-- Start of Excerpted passage --

[PATCH v6 6/9] sched/fair: fix another detach on unattached task corner case

Chengming Zhou posted 9 patches 3 years, 7 months ago
[PATCH v6 6/9] sched/fair: fix another detach on unattached task corner case
Posted by Chengming Zhou 3 years, 7 months ago
commit 7dc603c9028e ("sched/fair: Fix PELT integrity for new tasks")
fixed two load tracking problems for new task, including detach on
unattached new task problem.

There still left another detach on unattached task problem for the task
which has been woken up by try_to_wake_up() and waiting for actually
being woken up by sched_ttwu_pending().

try_to_wake_up(p)
  cpu = select_task_rq(p)
  if (task_cpu(p) != cpu)
    set_task_cpu(p, cpu)
      migrate_task_rq_fair()

-- End of Excerpted passage --
-- Start of Data section --

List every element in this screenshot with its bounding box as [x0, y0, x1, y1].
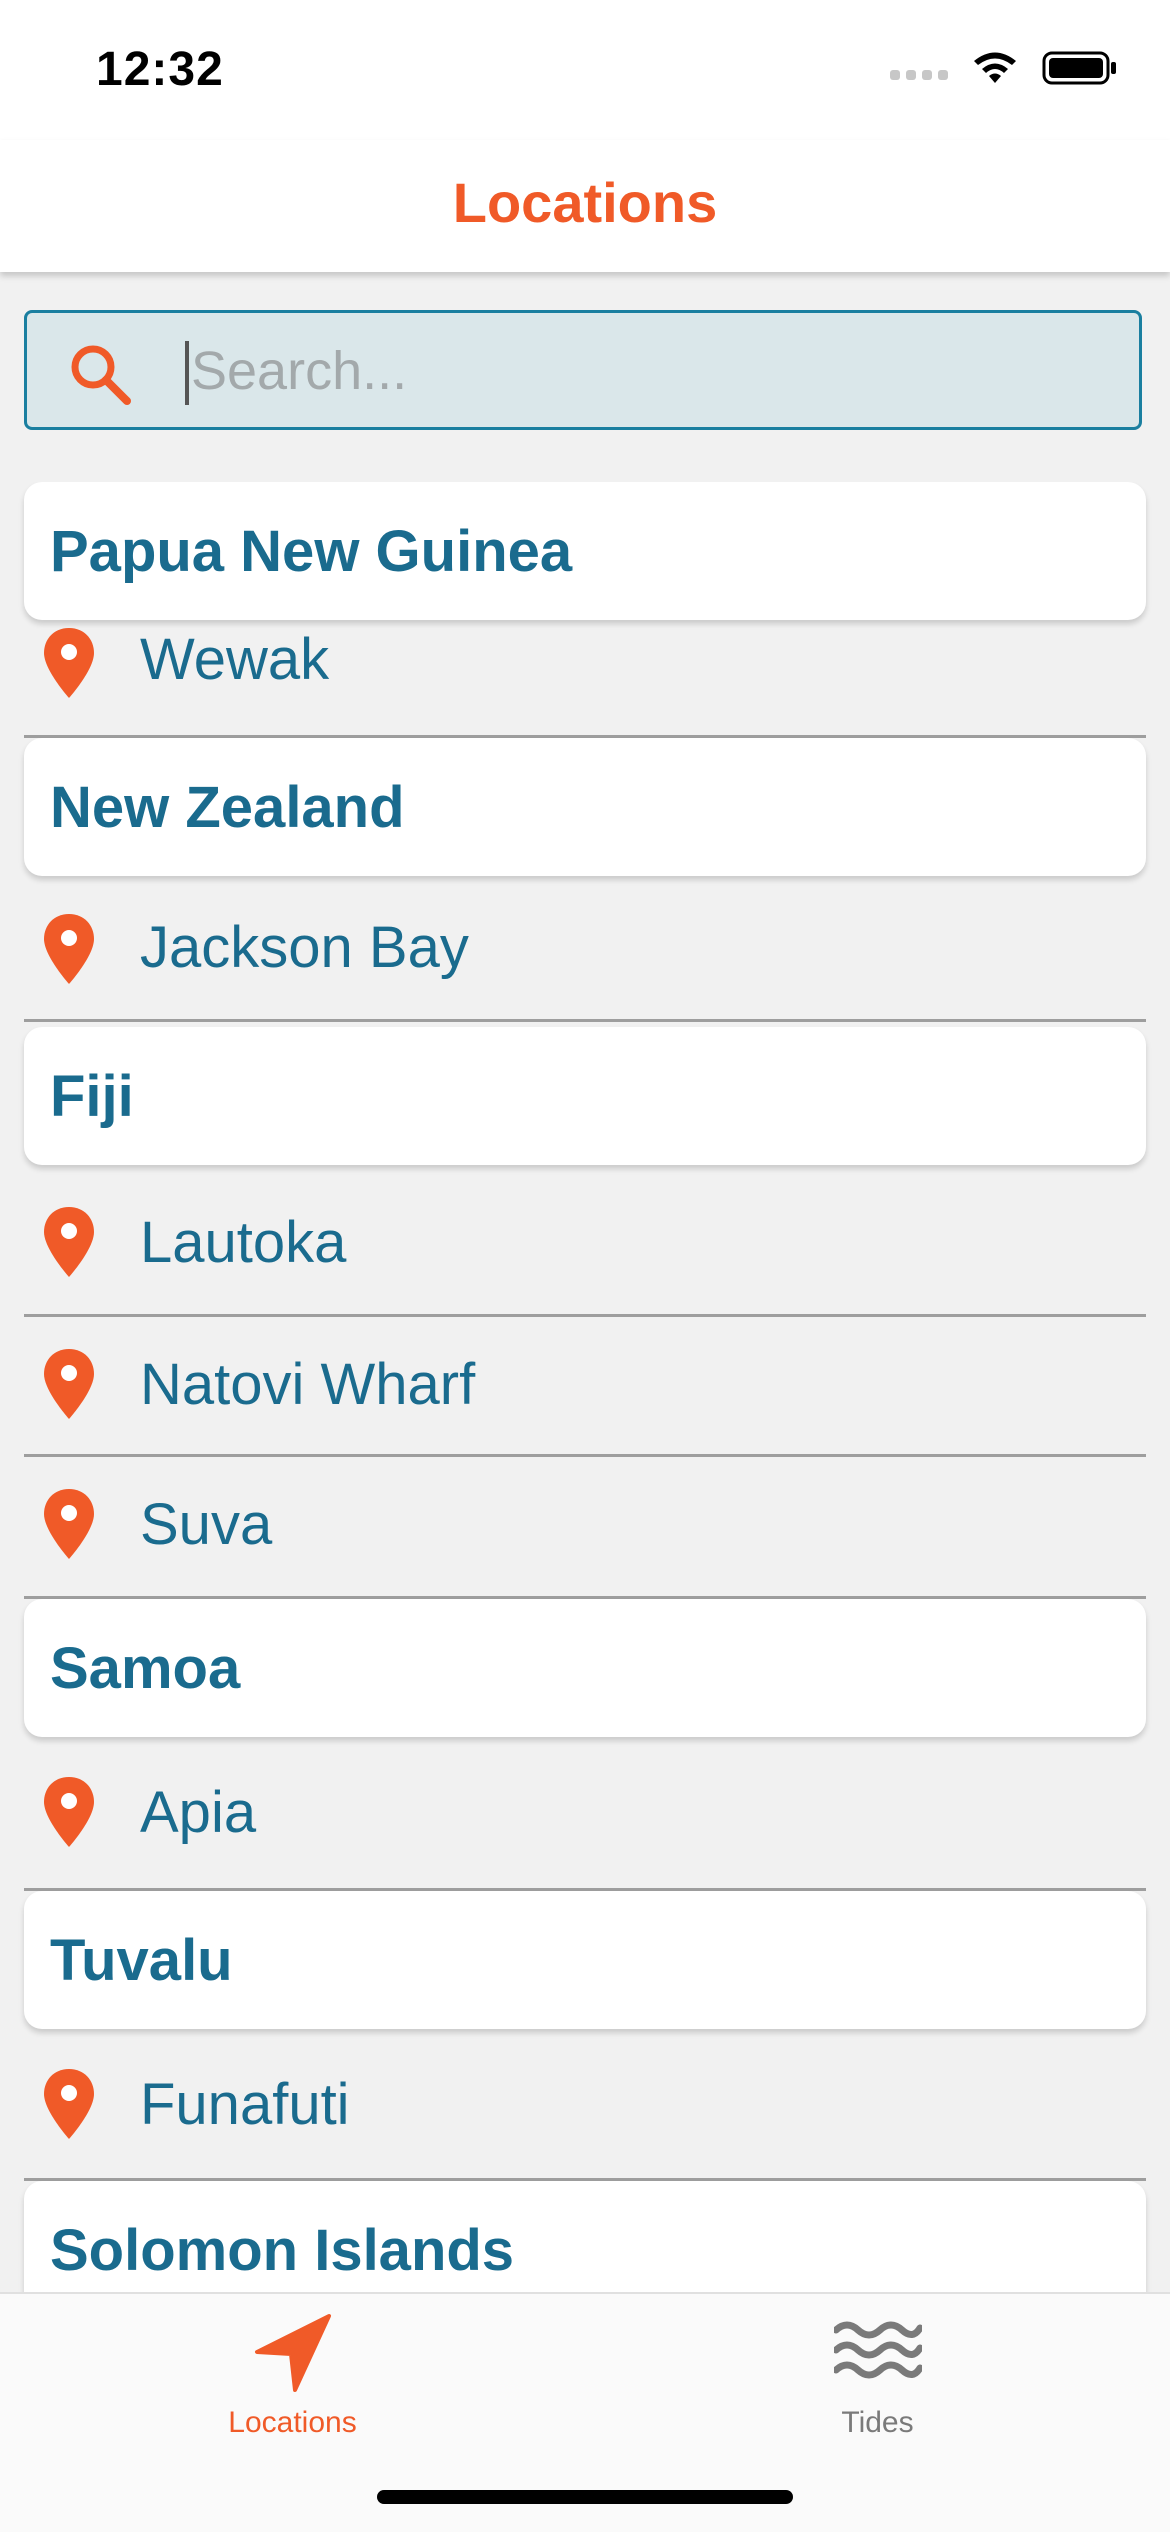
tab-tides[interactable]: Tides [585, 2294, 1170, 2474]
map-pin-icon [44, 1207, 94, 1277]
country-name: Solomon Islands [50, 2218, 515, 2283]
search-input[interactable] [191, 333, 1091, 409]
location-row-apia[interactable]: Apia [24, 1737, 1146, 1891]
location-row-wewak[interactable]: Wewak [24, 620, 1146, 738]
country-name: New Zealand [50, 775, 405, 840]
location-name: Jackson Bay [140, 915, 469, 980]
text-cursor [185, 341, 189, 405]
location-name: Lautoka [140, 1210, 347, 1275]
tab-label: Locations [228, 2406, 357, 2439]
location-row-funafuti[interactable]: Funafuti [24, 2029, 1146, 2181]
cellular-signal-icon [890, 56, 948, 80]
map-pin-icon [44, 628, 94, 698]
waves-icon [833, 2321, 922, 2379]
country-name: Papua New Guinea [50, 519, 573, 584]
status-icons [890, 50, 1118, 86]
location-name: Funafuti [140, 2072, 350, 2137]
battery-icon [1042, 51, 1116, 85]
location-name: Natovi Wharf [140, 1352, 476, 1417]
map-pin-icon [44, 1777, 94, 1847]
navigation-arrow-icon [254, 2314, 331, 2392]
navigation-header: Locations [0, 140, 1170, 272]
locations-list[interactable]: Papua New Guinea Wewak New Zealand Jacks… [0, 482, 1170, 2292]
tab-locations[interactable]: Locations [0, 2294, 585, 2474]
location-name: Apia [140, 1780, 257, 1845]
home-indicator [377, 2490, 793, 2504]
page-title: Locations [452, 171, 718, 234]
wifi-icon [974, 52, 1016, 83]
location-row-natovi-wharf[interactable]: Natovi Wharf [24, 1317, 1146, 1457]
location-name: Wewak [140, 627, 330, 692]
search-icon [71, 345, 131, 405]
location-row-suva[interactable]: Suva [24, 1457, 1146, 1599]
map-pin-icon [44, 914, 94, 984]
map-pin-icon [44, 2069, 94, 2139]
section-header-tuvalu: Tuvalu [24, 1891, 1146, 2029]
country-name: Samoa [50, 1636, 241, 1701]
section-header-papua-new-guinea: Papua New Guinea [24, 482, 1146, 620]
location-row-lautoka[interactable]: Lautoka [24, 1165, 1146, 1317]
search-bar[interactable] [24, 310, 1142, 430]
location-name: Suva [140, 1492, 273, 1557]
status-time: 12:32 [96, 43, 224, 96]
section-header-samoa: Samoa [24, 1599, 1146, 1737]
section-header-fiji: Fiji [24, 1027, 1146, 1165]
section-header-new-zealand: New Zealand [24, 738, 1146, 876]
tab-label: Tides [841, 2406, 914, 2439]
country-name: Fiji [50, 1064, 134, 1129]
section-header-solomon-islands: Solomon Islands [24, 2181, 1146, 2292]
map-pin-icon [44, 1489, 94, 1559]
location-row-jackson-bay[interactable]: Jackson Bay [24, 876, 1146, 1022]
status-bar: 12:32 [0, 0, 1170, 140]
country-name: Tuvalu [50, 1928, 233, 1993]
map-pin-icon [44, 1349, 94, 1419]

-- End of Data section --
-- Start of Data section --

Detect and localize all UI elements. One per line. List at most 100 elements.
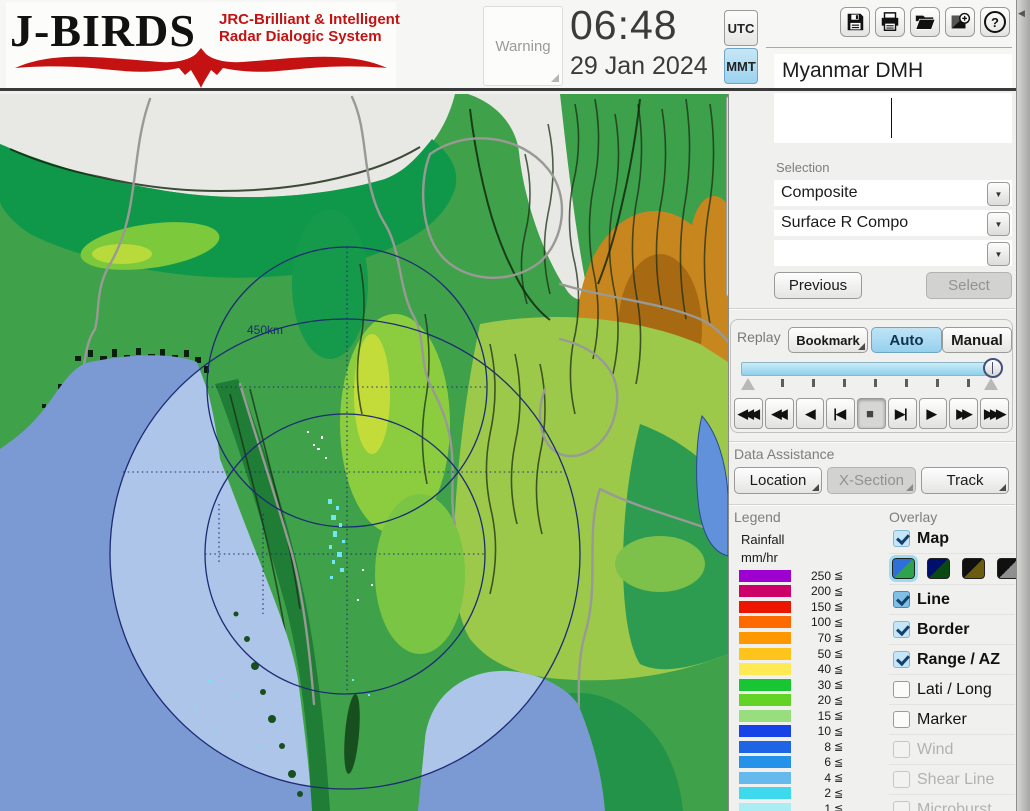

-- End of Data section --

Supply the next part of the sched/fair patch description, picking up right after its last line.

- _Reply_
        remove_entity_load_avg()       --> unattached
        se->avg.last_update_time = 0;
      __set_task_cpu()
  ttwu_queue(p, cpu)
    ttwu_queue_wakelist()
      __ttwu_queue_wakelist()

task_change_group_fair()
  detach_task_cfs_rq()
    detach_entity_cfs_rq()
      detach_entity_load_avg()   --> detach on unattached task
  set_task_rq()
  attach_task_cfs_rq()
    attach_entity_cfs_rq()
      attach_entity_load_avg()

The reason of this problem is similar, we should check in detach_entity_cfs_rq()
that se->avg.last_update_time != 0, before do detach_entity_load_avg().

Signed-off-by: Chengming Zhou <zhouchengming@bytedance.com>
---
 kernel/sched/fair.c | 11 +++++++++++
 1 file changed, 11 insertions(+)

diff --git a/kernel/sched/fair.c b/kernel/sched/fair.c
index 1eb3fb3d95c3..eba8a64f905a 100644
--- a/kernel/sched/fair.c
+++ b/kernel/sched/fair.c
@@ -11721,6 +11721,17 @@ static void detach_entity_cfs_rq(struct sched_entity *se)
 {
 	struct cfs_rq *cfs_rq = cfs_rq_of(se);
 
+#ifdef CONFIG_SMP
+	/*
+	 * In case the task sched_avg hasn't been attached:
+	 * - A forked task which hasn't been woken up by wake_up_new_task().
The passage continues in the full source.